» **SHORT EXERCISE**
Please determine how many lines of the material include the word "发生触电事故时", and respond with nothing but that number.

» **Stored items from a collection**
>>>

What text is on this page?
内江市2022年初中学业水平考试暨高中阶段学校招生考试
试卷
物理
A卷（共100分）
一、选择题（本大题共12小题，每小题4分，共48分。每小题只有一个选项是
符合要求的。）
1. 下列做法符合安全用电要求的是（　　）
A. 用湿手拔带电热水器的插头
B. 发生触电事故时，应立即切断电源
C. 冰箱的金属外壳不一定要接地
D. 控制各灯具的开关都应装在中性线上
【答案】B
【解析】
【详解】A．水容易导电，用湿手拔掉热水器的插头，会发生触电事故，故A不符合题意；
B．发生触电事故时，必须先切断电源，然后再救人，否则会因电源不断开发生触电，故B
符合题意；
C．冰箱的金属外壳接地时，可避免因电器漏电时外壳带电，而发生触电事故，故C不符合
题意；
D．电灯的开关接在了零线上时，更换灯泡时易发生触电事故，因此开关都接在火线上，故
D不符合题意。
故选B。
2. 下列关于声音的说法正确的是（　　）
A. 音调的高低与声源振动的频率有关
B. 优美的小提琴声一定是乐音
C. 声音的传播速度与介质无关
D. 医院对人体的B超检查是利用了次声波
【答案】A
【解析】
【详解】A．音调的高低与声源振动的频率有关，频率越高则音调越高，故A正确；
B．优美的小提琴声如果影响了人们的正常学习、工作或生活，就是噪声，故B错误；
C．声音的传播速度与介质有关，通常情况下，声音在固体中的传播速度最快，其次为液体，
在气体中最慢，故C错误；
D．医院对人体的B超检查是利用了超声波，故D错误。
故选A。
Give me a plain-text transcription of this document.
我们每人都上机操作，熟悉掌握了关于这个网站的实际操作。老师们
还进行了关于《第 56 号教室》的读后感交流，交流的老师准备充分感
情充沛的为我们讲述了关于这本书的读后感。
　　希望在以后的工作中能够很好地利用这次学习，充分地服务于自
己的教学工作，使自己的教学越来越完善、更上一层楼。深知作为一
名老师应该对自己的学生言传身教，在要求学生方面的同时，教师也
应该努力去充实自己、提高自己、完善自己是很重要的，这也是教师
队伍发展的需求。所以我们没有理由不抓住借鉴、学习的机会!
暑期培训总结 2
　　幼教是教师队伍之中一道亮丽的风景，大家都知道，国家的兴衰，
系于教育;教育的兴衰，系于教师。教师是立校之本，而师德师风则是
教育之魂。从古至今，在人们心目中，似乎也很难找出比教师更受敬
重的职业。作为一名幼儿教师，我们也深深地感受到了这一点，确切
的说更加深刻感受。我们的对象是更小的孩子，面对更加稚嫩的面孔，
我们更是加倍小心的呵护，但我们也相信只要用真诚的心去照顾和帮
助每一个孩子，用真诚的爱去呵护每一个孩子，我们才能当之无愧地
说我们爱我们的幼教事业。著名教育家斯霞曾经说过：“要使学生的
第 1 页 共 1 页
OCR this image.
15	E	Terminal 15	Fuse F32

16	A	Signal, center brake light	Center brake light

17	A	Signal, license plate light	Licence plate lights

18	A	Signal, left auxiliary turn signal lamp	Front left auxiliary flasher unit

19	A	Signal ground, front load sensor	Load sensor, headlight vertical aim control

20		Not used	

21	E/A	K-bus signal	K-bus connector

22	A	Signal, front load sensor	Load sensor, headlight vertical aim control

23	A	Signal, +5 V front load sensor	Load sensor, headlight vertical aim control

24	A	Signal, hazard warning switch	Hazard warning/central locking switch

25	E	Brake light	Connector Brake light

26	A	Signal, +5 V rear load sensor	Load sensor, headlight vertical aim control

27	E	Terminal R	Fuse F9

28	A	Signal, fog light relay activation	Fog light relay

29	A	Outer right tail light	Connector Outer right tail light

<<<

» **FULL SOLUTION**
2